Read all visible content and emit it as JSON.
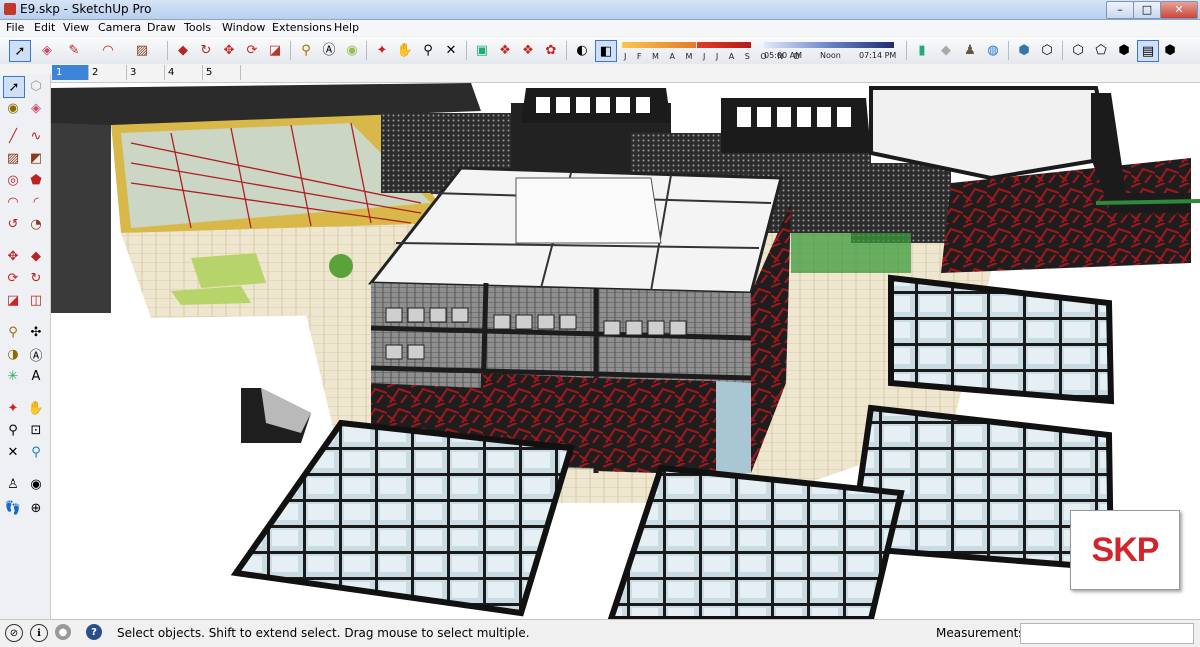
{
  "window": {
    "title": "E9.skp - SketchUp Pro",
    "min": "–",
    "max": "□",
    "close": "✕"
  },
  "menu": [
    "File",
    "Edit",
    "View",
    "Camera",
    "Draw",
    "Tools",
    "Window",
    "Extensions",
    "Help"
  ],
  "shadows": {
    "months": "J F M A M J J A S O N D",
    "time_start": "05:00 AM",
    "time_mid": "Noon",
    "time_end": "07:14 PM"
  },
  "scenes": [
    "1",
    "2",
    "3",
    "4",
    "5"
  ],
  "status": {
    "hint": "Select objects. Shift to extend select. Drag mouse to select multiple.",
    "measurements_label": "Measurements",
    "measurements_value": ""
  },
  "watermark": "SKP",
  "colors": {
    "accent": "#3b84d8",
    "watermark_red": "#d3252c"
  },
  "icons": {
    "toolbar": [
      "select-icon",
      "eraser-icon",
      "pencil-icon",
      "arc-icon",
      "shape-icon",
      "push-pull-icon",
      "follow-me-icon",
      "move-icon",
      "rotate-icon",
      "tape-measure-icon",
      "text-icon",
      "paint-bucket-icon",
      "orbit-icon",
      "pan-icon",
      "zoom-icon",
      "zoom-extents-icon",
      "components-icon",
      "3d-warehouse-icon",
      "extension-icon",
      "shadows-icon",
      "fog-icon",
      "scenes-icon",
      "styles-icon",
      "walk-icon",
      "geo-location-icon",
      "iso-view-icon",
      "top-view-icon",
      "front-view-icon",
      "right-view-icon",
      "back-view-icon",
      "left-view-icon",
      "x-ray-icon",
      "monochrome-icon"
    ],
    "left": [
      "select-icon",
      "component-icon",
      "paint-icon",
      "eraser-icon",
      "line-icon",
      "freehand-icon",
      "rectangle-icon",
      "rotated-rect-icon",
      "circle-icon",
      "polygon-icon",
      "arc-icon",
      "pie-icon",
      "move-icon",
      "push-pull-icon",
      "rotate-icon",
      "follow-me-icon",
      "scale-icon",
      "offset-icon",
      "tape-icon",
      "dimension-icon",
      "protractor-icon",
      "text-icon",
      "axes-icon",
      "3d-text-icon",
      "orbit-icon",
      "pan-icon",
      "zoom-icon",
      "zoom-window-icon",
      "zoom-extents-icon",
      "previous-view-icon",
      "position-camera-icon",
      "look-around-icon",
      "walk-icon",
      "section-plane-icon"
    ]
  }
}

○ ○ ○ ○ ○ ○ ○

- **WHAT IS BEING ASKED**:
Quote the records in their entirety, keeping the wording exact and excluding pictures.

- **IN RESPONSE**:
Read all visible content and emit it as JSON.
{
  "window": {
    "title": "E9.skp - SketchUp Pro",
    "min": "–",
    "max": "□",
    "close": "✕"
  },
  "menu": [
    "File",
    "Edit",
    "View",
    "Camera",
    "Draw",
    "Tools",
    "Window",
    "Extensions",
    "Help"
  ],
  "shadows": {
    "months": "J F M A M J J A S O N D",
    "time_start": "05:00 AM",
    "time_mid": "Noon",
    "time_end": "07:14 PM"
  },
  "scenes": [
    "1",
    "2",
    "3",
    "4",
    "5"
  ],
  "status": {
    "hint": "Select objects. Shift to extend select. Drag mouse to select multiple.",
    "measurements_label": "Measurements",
    "measurements_value": ""
  },
  "watermark": "SKP",
  "colors": {
    "accent": "#3b84d8",
    "watermark_red": "#d3252c"
  },
  "icons": {
    "toolbar": [
      "select-icon",
      "eraser-icon",
      "pencil-icon",
      "arc-icon",
      "shape-icon",
      "push-pull-icon",
      "follow-me-icon",
      "move-icon",
      "rotate-icon",
      "tape-measure-icon",
      "text-icon",
      "paint-bucket-icon",
      "orbit-icon",
      "pan-icon",
      "zoom-icon",
      "zoom-extents-icon",
      "components-icon",
      "3d-warehouse-icon",
      "extension-icon",
      "shadows-icon",
      "fog-icon",
      "scenes-icon",
      "styles-icon",
      "walk-icon",
      "geo-location-icon",
      "iso-view-icon",
      "top-view-icon",
      "front-view-icon",
      "right-view-icon",
      "back-view-icon",
      "left-view-icon",
      "x-ray-icon",
      "monochrome-icon"
    ],
    "left": [
      "select-icon",
      "component-icon",
      "paint-icon",
      "eraser-icon",
      "line-icon",
      "freehand-icon",
      "rectangle-icon",
      "rotated-rect-icon",
      "circle-icon",
      "polygon-icon",
      "arc-icon",
      "pie-icon",
      "move-icon",
      "push-pull-icon",
      "rotate-icon",
      "follow-me-icon",
      "scale-icon",
      "offset-icon",
      "tape-icon",
      "dimension-icon",
      "protractor-icon",
      "text-icon",
      "axes-icon",
      "3d-text-icon",
      "orbit-icon",
      "pan-icon",
      "zoom-icon",
      "zoom-window-icon",
      "zoom-extents-icon",
      "previous-view-icon",
      "position-camera-icon",
      "look-around-icon",
      "walk-icon",
      "section-plane-icon"
    ]
  }
}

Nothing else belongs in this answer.